Problem: Below are the records. List every line holding the word "พพานเล".

Given records:
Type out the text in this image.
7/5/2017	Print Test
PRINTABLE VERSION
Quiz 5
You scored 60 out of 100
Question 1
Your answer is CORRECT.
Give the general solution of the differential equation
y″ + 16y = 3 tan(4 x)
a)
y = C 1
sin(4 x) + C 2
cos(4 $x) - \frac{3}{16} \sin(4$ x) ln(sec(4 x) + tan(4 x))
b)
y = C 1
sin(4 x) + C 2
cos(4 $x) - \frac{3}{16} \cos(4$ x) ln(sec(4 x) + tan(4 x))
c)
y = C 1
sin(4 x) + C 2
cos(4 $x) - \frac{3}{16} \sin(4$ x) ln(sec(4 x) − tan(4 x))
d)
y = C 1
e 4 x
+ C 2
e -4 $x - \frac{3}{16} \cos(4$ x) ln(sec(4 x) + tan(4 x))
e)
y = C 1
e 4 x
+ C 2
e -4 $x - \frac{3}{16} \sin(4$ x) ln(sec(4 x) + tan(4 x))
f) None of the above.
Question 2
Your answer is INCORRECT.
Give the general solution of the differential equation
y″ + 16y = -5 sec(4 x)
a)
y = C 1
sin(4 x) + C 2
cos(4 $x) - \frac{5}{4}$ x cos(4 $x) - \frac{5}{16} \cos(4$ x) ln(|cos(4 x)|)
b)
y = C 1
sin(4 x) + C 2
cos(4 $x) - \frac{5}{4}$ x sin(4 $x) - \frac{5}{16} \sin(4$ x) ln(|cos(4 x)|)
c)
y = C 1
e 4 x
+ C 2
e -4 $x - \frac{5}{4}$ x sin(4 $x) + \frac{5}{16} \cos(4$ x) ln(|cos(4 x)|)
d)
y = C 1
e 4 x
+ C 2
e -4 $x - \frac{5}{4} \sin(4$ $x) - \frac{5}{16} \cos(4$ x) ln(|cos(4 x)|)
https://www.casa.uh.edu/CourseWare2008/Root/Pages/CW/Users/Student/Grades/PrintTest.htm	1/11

* * *

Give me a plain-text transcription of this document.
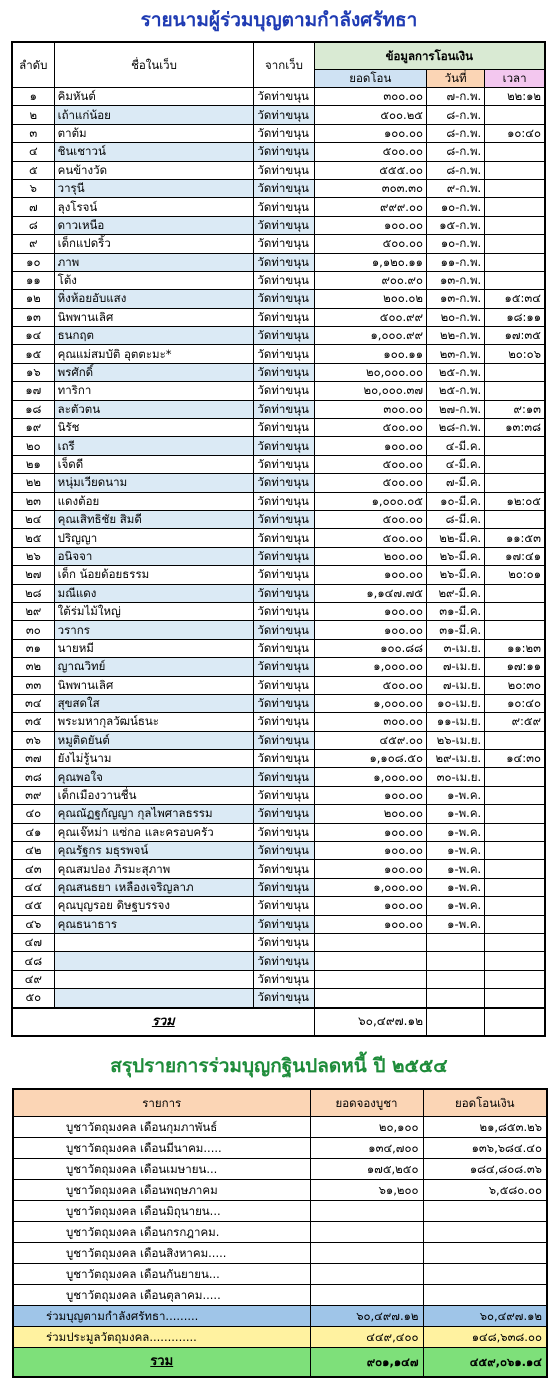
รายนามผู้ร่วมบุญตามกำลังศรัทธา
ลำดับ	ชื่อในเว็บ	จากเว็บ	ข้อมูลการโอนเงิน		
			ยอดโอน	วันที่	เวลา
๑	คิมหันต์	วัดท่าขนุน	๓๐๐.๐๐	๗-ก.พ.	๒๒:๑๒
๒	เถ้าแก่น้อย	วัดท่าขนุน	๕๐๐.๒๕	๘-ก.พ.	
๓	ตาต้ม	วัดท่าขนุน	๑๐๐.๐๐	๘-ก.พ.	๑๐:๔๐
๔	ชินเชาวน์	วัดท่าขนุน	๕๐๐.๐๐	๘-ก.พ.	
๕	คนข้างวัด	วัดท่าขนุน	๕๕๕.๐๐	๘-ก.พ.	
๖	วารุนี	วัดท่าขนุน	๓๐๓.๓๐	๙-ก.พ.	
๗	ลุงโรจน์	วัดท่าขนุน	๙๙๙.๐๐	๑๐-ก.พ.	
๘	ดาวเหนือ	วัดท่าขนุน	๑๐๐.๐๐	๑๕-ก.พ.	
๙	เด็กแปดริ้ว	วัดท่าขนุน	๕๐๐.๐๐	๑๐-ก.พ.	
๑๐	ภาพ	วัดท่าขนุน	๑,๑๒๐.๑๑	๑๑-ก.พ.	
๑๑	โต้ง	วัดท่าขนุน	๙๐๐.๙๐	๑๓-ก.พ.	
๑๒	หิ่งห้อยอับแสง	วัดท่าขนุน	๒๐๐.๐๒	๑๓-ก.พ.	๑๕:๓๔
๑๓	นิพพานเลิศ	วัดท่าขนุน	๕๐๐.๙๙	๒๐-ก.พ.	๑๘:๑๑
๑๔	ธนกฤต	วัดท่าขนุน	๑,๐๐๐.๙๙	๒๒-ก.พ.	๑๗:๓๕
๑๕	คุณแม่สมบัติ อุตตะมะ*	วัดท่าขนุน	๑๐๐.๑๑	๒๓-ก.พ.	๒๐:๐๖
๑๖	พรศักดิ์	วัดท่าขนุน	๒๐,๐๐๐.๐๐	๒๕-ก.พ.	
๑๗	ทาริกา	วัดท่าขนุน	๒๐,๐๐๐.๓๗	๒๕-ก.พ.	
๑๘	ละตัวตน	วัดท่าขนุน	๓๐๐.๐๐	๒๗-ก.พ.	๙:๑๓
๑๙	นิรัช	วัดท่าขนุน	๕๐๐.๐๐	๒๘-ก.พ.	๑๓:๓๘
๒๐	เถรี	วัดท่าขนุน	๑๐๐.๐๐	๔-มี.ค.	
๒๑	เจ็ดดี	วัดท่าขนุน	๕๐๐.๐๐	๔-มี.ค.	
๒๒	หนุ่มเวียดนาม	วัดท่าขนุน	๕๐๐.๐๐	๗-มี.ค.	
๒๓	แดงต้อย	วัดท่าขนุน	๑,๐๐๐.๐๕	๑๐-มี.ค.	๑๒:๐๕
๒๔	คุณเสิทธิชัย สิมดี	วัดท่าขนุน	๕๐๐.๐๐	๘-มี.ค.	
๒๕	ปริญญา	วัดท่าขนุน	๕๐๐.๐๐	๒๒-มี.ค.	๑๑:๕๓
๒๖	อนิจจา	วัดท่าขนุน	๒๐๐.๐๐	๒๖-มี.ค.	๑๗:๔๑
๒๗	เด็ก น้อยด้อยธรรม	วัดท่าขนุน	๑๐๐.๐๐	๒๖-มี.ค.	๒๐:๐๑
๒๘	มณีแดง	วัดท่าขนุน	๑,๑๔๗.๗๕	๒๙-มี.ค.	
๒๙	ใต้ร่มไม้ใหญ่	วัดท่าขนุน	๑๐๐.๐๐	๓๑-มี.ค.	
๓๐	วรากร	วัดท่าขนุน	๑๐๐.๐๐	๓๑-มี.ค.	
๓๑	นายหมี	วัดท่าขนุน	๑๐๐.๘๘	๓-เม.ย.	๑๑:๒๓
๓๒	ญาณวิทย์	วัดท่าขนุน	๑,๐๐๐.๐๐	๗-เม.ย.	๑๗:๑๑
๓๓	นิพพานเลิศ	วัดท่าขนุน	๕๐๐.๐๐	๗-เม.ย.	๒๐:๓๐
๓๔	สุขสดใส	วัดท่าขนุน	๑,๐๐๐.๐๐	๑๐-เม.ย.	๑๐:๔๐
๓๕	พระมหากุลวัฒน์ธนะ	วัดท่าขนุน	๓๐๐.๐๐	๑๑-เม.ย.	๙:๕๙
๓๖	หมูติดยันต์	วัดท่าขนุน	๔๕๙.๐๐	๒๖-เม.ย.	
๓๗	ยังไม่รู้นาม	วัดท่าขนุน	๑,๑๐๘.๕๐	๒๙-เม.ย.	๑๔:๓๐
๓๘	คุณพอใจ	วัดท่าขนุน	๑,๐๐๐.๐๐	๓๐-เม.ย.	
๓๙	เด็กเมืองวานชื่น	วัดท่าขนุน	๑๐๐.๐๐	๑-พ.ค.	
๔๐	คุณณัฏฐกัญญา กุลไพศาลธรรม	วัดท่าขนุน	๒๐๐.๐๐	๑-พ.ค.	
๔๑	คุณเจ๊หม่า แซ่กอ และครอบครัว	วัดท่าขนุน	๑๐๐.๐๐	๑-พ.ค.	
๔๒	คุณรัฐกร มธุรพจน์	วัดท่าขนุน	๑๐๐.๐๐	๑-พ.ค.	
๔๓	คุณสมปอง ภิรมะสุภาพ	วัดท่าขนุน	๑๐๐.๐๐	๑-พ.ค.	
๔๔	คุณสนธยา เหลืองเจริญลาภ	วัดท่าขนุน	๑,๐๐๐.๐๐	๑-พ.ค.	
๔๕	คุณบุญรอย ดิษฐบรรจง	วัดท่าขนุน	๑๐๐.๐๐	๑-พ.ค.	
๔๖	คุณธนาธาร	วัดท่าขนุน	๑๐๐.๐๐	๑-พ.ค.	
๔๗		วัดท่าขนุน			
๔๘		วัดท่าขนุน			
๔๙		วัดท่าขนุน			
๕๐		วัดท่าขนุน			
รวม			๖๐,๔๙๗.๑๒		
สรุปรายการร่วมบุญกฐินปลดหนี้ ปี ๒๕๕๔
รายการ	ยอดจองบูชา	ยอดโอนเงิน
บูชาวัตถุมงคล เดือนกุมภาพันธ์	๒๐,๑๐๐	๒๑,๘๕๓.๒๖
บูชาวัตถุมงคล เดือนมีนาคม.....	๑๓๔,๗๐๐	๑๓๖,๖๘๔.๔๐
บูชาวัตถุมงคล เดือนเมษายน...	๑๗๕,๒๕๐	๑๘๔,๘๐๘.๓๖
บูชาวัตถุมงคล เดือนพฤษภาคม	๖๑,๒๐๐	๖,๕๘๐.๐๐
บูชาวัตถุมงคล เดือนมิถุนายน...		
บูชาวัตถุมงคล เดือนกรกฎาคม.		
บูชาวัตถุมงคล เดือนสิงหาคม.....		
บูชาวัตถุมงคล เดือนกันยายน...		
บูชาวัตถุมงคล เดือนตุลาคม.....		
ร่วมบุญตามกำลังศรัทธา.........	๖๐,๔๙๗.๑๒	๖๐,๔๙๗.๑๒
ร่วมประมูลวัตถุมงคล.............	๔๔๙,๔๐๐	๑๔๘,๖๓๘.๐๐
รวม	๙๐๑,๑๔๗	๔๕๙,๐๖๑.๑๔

Expected answer:
๑๓	นิพพานเลิศ	วัดท่าขนุน	๕๐๐.๙๙	๒๐-ก.พ.	๑๘:๑๑
๓๓	นิพพานเลิศ	วัดท่าขนุน	๕๐๐.๐๐	๗-เม.ย.	๒๐:๓๐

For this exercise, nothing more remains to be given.